→ Objective:
Produce an exact transcription of the listing below, omitting the pictures.

** START OF Listing **

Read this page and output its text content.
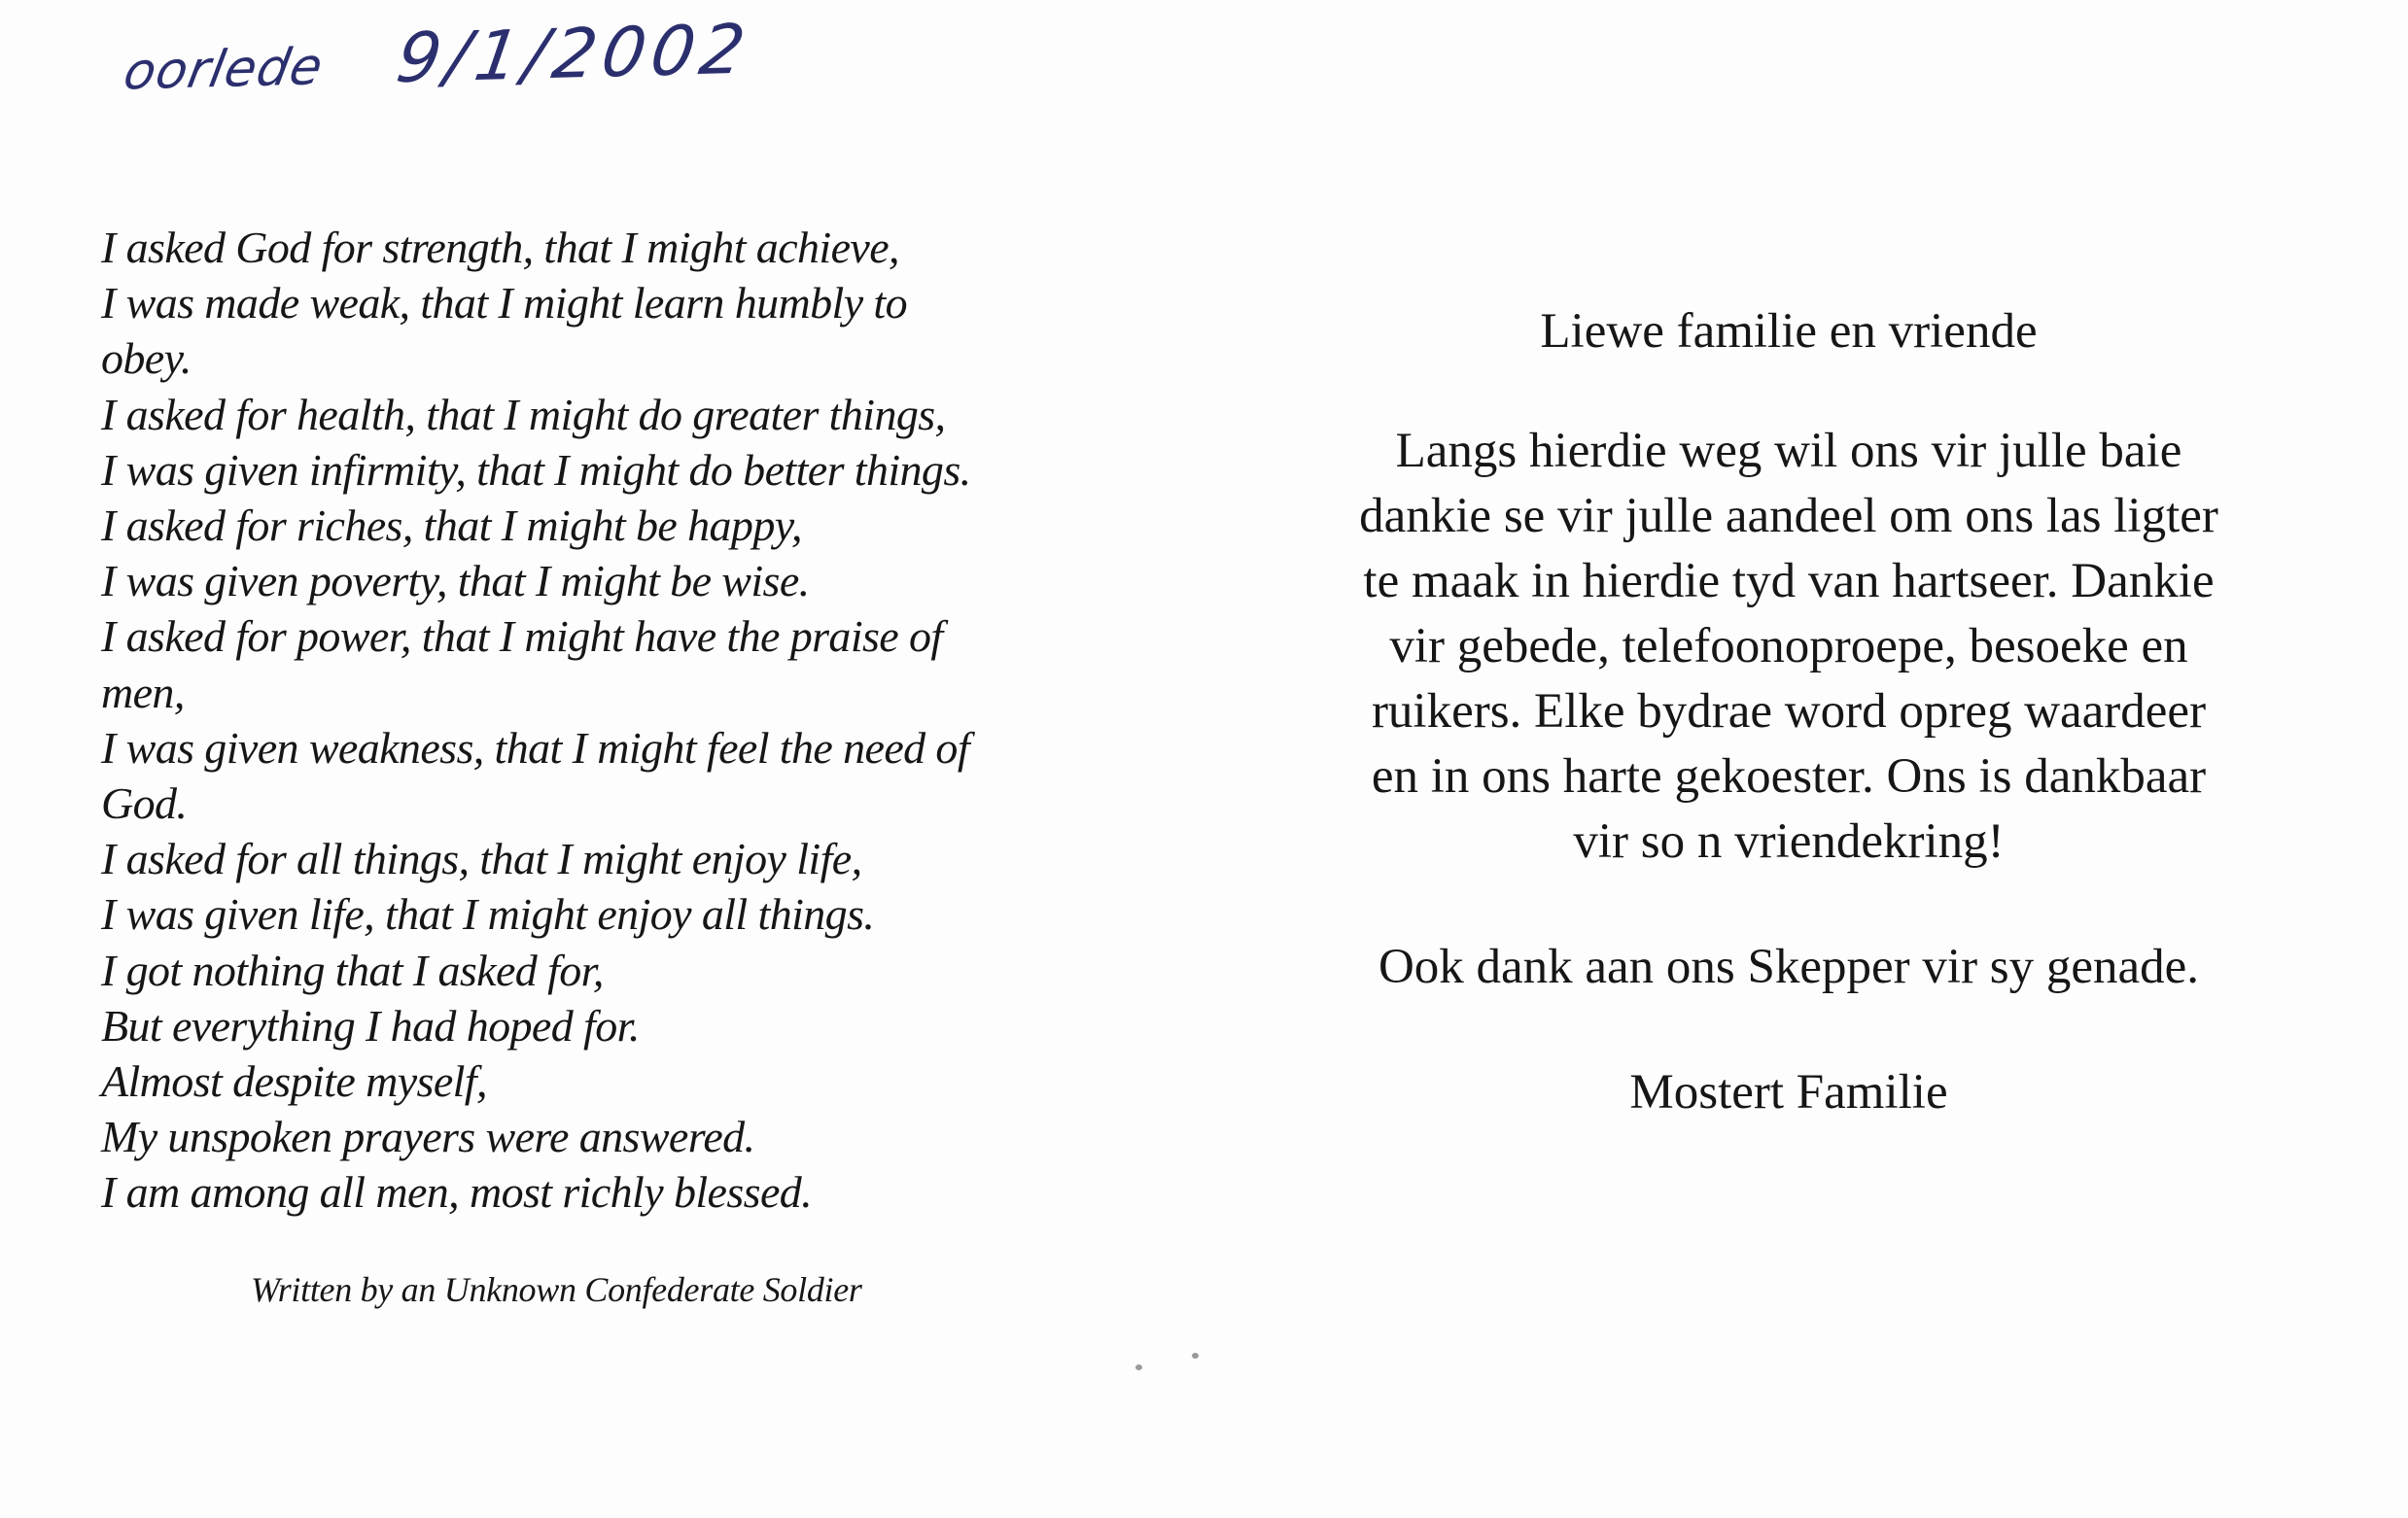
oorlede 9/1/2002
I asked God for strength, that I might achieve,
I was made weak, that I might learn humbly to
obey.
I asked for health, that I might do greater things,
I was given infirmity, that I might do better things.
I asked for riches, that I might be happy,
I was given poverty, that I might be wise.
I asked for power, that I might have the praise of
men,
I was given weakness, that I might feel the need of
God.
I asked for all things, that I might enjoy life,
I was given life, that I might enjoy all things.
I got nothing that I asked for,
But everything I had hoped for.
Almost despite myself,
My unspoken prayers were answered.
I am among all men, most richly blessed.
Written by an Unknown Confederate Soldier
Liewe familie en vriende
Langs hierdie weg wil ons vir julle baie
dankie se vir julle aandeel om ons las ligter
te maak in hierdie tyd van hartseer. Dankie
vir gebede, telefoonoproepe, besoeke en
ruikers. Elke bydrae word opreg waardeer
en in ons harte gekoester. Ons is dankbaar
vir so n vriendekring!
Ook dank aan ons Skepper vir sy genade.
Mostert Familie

** END OF Listing **

→ Exercise result:
Read this page and output its text content.
oorlede 9/1/2002
I asked God for strength, that I might achieve,
I was made weak, that I might learn humbly to
obey.
I asked for health, that I might do greater things,
I was given infirmity, that I might do better things.
I asked for riches, that I might be happy,
I was given poverty, that I might be wise.
I asked for power, that I might have the praise of
men,
I was given weakness, that I might feel the need of
God.
I asked for all things, that I might enjoy life,
I was given life, that I might enjoy all things.
I got nothing that I asked for,
But everything I had hoped for.
Almost despite myself,
My unspoken prayers were answered.
I am among all men, most richly blessed.
Written by an Unknown Confederate Soldier
Liewe familie en vriende
Langs hierdie weg wil ons vir julle baie
dankie se vir julle aandeel om ons las ligter
te maak in hierdie tyd van hartseer. Dankie
vir gebede, telefoonoproepe, besoeke en
ruikers. Elke bydrae word opreg waardeer
en in ons harte gekoester. Ons is dankbaar
vir so n vriendekring!
Ook dank aan ons Skepper vir sy genade.
Mostert Familie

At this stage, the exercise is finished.